-- start of Stored rows --

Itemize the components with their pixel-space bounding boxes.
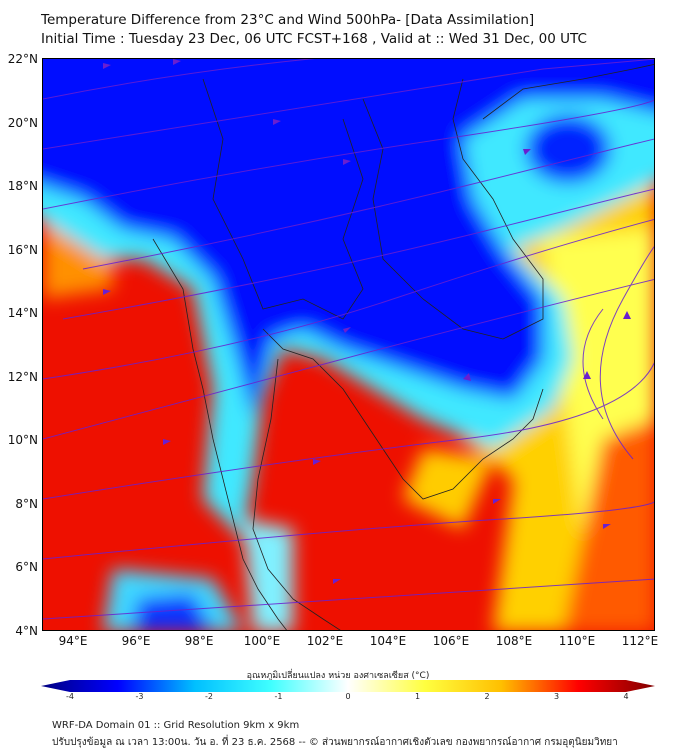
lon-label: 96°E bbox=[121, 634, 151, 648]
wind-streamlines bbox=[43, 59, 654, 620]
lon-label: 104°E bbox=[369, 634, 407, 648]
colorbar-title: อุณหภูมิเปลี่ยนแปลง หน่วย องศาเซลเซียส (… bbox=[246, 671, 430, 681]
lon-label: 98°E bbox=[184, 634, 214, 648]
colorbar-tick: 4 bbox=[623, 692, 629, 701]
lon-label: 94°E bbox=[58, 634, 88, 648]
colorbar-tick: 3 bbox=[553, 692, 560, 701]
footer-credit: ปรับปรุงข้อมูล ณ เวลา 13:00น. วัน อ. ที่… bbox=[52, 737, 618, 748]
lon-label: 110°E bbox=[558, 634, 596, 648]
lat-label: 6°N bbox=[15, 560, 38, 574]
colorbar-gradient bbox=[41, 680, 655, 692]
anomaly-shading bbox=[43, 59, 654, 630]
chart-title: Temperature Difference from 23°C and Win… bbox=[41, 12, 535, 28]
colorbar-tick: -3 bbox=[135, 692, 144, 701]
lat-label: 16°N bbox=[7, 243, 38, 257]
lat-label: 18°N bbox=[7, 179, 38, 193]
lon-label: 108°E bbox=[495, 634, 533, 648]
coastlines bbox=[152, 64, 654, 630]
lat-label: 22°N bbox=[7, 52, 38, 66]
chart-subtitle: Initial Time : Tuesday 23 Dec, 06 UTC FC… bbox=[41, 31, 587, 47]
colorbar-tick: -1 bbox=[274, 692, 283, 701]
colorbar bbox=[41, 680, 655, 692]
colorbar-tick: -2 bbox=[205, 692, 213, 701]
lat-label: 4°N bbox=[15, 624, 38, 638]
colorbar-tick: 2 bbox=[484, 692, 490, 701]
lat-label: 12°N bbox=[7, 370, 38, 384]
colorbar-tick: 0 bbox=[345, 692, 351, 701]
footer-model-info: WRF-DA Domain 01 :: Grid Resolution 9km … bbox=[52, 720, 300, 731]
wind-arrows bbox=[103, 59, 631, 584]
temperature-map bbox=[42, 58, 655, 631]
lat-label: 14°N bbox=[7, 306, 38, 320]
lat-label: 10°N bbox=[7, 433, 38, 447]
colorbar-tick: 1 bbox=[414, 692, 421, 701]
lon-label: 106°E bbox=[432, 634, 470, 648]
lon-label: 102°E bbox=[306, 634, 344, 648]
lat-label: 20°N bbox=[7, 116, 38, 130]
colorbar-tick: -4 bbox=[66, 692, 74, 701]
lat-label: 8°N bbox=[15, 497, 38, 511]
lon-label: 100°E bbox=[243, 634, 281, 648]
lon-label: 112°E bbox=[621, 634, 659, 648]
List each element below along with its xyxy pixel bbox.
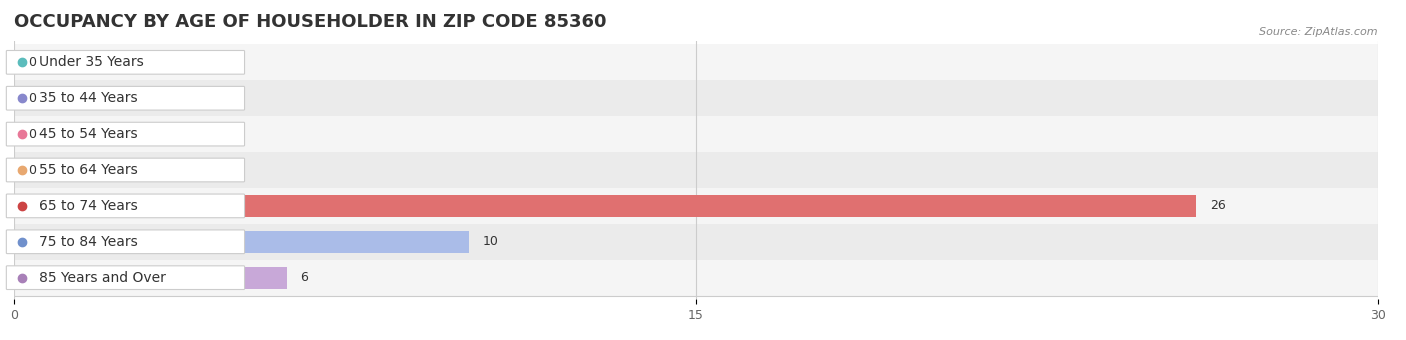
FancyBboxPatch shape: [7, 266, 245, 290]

-- end of Stored rows --

## Requirement
Reproduce all of the material above with every "lon-label" swapped for "longitude-label" and nothing else changed. Omit the pictures.

## Result of the task
Itemize the components with their pixel-space bounding boxes.
longitude-label: 96°E bbox=[121, 634, 151, 648]
wind-streamlines bbox=[43, 59, 654, 620]
longitude-label: 104°E bbox=[369, 634, 407, 648]
colorbar-title: อุณหภูมิเปลี่ยนแปลง หน่วย องศาเซลเซียส (… bbox=[246, 671, 430, 681]
longitude-label: 98°E bbox=[184, 634, 214, 648]
colorbar-tick: 4 bbox=[623, 692, 629, 701]
longitude-label: 94°E bbox=[58, 634, 88, 648]
colorbar-tick: 3 bbox=[553, 692, 560, 701]
footer-credit: ปรับปรุงข้อมูล ณ เวลา 13:00น. วัน อ. ที่… bbox=[52, 737, 618, 748]
longitude-label: 110°E bbox=[558, 634, 596, 648]
lat-label: 6°N bbox=[15, 560, 38, 574]
colorbar-gradient bbox=[41, 680, 655, 692]
anomaly-shading bbox=[43, 59, 654, 630]
chart-title: Temperature Difference from 23°C and Win… bbox=[41, 12, 535, 28]
colorbar-tick: -3 bbox=[135, 692, 144, 701]
lat-label: 16°N bbox=[7, 243, 38, 257]
lat-label: 18°N bbox=[7, 179, 38, 193]
longitude-label: 108°E bbox=[495, 634, 533, 648]
coastlines bbox=[152, 64, 654, 630]
lat-label: 22°N bbox=[7, 52, 38, 66]
chart-subtitle: Initial Time : Tuesday 23 Dec, 06 UTC FC… bbox=[41, 31, 587, 47]
colorbar-tick: -1 bbox=[274, 692, 283, 701]
colorbar bbox=[41, 680, 655, 692]
colorbar-tick: -2 bbox=[205, 692, 213, 701]
lat-label: 4°N bbox=[15, 624, 38, 638]
colorbar-tick: 2 bbox=[484, 692, 490, 701]
lat-label: 12°N bbox=[7, 370, 38, 384]
colorbar-tick: 0 bbox=[345, 692, 351, 701]
footer-model-info: WRF-DA Domain 01 :: Grid Resolution 9km … bbox=[52, 720, 300, 731]
wind-arrows bbox=[103, 59, 631, 584]
temperature-map bbox=[42, 58, 655, 631]
lat-label: 14°N bbox=[7, 306, 38, 320]
lat-label: 10°N bbox=[7, 433, 38, 447]
colorbar-tick: 1 bbox=[414, 692, 421, 701]
longitude-label: 106°E bbox=[432, 634, 470, 648]
longitude-label: 102°E bbox=[306, 634, 344, 648]
lat-label: 20°N bbox=[7, 116, 38, 130]
colorbar-tick: -4 bbox=[66, 692, 74, 701]
lat-label: 8°N bbox=[15, 497, 38, 511]
longitude-label: 100°E bbox=[243, 634, 281, 648]
longitude-label: 112°E bbox=[621, 634, 659, 648]
List each element below along with its xyxy pixel bbox.
FancyBboxPatch shape: [7, 266, 245, 290]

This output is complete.